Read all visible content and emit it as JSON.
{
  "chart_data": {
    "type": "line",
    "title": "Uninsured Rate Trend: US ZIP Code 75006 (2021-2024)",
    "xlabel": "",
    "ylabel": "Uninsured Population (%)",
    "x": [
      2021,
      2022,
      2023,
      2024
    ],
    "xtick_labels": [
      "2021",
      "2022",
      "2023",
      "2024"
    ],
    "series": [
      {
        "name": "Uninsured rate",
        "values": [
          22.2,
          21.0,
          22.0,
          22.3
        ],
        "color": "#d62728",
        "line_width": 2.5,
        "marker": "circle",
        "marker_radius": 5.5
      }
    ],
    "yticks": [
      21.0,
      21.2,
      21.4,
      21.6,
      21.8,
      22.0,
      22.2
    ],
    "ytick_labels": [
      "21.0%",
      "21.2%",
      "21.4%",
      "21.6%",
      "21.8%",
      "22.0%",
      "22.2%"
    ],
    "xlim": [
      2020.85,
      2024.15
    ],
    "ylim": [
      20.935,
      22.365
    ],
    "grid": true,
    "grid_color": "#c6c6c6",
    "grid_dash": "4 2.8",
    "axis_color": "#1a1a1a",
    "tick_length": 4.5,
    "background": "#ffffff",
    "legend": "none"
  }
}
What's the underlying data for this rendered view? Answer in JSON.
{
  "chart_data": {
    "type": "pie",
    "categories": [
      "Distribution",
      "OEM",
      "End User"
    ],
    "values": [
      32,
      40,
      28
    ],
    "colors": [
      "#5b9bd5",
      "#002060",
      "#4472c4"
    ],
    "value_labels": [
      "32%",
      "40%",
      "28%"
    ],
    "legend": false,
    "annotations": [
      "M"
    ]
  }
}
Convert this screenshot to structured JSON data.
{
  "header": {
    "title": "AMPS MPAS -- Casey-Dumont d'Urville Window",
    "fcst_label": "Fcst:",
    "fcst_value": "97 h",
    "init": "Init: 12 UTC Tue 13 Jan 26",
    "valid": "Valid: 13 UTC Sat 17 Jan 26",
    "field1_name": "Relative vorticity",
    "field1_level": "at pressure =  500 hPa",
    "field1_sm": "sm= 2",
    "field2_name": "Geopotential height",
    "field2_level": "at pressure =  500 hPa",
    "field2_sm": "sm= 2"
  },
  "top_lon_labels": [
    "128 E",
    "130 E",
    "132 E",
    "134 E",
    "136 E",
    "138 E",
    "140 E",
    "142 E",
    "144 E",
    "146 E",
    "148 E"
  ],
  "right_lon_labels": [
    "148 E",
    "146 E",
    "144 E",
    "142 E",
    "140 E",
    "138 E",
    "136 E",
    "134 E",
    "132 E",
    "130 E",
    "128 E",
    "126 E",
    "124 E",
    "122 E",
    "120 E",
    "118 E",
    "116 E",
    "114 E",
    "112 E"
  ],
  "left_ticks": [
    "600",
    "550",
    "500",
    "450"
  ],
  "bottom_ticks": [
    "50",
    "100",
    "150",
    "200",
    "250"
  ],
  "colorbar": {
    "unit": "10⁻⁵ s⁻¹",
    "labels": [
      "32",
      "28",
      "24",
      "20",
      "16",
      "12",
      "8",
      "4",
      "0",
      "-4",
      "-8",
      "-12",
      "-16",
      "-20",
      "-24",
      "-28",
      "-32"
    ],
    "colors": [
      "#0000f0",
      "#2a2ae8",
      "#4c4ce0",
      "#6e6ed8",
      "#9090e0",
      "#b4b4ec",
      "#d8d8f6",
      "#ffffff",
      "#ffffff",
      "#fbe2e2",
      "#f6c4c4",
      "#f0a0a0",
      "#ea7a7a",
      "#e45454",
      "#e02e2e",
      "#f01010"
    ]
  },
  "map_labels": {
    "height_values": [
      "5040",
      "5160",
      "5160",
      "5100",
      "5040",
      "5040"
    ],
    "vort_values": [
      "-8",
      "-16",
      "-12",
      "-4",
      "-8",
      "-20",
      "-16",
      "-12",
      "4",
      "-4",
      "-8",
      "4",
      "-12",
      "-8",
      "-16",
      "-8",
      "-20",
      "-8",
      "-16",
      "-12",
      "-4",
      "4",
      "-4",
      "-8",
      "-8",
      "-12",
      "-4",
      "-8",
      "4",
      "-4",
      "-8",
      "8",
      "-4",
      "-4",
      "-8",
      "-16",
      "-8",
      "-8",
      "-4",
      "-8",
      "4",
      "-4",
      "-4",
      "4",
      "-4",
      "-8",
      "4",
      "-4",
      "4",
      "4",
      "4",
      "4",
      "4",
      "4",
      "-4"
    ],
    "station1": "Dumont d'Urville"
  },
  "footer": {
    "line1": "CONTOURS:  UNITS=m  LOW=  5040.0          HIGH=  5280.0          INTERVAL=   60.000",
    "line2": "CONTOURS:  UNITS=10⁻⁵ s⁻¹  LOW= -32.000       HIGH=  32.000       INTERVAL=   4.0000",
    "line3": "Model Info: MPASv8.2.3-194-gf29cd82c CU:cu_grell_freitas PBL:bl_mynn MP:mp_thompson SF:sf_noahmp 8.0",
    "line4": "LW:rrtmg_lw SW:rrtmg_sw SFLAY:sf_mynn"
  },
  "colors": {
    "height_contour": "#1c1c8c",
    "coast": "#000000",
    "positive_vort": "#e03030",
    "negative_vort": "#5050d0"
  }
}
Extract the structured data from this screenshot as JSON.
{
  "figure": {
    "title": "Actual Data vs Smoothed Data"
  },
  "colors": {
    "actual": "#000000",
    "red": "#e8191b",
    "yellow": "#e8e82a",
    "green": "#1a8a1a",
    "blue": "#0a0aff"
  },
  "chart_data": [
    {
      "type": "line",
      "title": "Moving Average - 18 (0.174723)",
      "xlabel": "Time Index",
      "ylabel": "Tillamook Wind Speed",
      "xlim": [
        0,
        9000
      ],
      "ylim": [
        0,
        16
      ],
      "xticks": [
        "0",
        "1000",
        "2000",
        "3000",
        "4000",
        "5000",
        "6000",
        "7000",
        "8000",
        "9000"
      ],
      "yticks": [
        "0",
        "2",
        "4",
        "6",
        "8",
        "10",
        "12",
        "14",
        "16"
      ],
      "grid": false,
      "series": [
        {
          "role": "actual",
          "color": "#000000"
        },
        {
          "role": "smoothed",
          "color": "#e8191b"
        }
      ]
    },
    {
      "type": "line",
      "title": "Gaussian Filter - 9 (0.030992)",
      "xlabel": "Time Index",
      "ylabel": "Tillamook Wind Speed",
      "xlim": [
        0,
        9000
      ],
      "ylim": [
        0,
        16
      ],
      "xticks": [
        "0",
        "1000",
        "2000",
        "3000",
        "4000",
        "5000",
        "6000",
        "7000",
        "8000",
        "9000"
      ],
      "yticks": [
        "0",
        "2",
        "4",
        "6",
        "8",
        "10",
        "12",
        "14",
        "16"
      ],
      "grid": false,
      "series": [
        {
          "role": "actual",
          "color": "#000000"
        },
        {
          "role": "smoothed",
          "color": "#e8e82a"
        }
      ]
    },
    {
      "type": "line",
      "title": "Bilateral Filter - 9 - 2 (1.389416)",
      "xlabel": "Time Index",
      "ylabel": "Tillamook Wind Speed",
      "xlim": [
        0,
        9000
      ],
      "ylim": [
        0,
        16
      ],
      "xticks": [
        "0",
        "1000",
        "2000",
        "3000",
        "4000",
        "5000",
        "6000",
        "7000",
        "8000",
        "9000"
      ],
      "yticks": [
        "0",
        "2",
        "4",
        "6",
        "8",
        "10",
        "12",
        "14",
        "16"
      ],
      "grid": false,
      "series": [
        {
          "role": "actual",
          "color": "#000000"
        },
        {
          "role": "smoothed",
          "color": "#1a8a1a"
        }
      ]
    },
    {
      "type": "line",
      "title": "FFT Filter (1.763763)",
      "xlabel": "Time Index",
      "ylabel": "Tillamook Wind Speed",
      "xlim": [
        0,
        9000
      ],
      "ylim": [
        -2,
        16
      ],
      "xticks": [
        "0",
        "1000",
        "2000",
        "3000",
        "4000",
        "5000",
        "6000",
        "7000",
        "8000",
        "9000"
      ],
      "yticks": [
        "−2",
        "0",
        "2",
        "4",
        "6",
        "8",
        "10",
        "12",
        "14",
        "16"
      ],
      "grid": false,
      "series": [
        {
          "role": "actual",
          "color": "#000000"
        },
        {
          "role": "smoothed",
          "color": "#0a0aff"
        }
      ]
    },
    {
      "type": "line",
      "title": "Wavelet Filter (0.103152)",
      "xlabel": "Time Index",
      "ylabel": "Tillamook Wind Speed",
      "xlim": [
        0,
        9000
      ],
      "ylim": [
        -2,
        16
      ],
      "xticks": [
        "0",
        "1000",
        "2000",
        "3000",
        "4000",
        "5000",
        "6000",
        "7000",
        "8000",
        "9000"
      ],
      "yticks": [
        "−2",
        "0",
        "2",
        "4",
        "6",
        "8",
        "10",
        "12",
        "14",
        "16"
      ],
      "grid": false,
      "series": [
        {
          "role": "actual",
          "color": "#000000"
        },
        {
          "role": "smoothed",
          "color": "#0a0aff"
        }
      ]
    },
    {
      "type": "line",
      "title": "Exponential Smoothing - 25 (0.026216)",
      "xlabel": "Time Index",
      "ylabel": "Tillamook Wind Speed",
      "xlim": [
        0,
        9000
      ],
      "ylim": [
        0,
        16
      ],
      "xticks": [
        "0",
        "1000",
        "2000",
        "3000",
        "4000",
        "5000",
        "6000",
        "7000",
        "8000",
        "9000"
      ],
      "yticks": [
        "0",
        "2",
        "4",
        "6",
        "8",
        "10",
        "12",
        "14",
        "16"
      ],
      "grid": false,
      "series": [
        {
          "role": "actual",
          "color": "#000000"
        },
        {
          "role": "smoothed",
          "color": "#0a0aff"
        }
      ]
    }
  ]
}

———

Above are lines of data; state how many of them contain the word "Urville", with no other output.

* **ANSWER BELOW**: 2